STATED GOAL ::
The entries are to be returned exactly, with images left out.

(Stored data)
********
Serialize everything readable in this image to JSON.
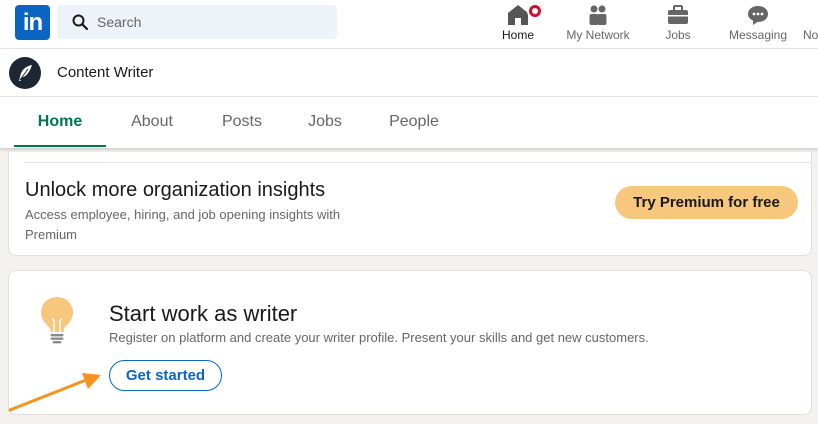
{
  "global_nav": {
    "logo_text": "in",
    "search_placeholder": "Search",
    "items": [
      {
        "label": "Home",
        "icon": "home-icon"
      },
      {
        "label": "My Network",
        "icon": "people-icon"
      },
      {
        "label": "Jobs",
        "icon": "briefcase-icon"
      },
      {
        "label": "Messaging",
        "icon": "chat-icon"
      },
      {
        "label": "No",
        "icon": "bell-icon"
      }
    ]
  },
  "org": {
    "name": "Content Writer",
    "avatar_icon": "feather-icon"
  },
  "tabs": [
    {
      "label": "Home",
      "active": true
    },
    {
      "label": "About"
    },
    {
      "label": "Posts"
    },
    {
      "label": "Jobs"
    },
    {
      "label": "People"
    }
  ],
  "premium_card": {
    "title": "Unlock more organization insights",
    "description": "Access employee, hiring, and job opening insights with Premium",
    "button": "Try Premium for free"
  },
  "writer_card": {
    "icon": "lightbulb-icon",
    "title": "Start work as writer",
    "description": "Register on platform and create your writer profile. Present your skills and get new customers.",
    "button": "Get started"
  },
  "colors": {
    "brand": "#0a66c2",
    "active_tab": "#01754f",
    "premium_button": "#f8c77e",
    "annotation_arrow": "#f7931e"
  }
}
********
EXERCISE RESPONSE ::
Serialize everything readable in this image to JSON.
{
  "global_nav": {
    "logo_text": "in",
    "search_placeholder": "Search",
    "items": [
      {
        "label": "Home",
        "icon": "home-icon"
      },
      {
        "label": "My Network",
        "icon": "people-icon"
      },
      {
        "label": "Jobs",
        "icon": "briefcase-icon"
      },
      {
        "label": "Messaging",
        "icon": "chat-icon"
      },
      {
        "label": "No",
        "icon": "bell-icon"
      }
    ]
  },
  "org": {
    "name": "Content Writer",
    "avatar_icon": "feather-icon"
  },
  "tabs": [
    {
      "label": "Home",
      "active": true
    },
    {
      "label": "About"
    },
    {
      "label": "Posts"
    },
    {
      "label": "Jobs"
    },
    {
      "label": "People"
    }
  ],
  "premium_card": {
    "title": "Unlock more organization insights",
    "description": "Access employee, hiring, and job opening insights with Premium",
    "button": "Try Premium for free"
  },
  "writer_card": {
    "icon": "lightbulb-icon",
    "title": "Start work as writer",
    "description": "Register on platform and create your writer profile. Present your skills and get new customers.",
    "button": "Get started"
  },
  "colors": {
    "brand": "#0a66c2",
    "active_tab": "#01754f",
    "premium_button": "#f8c77e",
    "annotation_arrow": "#f7931e"
  }
}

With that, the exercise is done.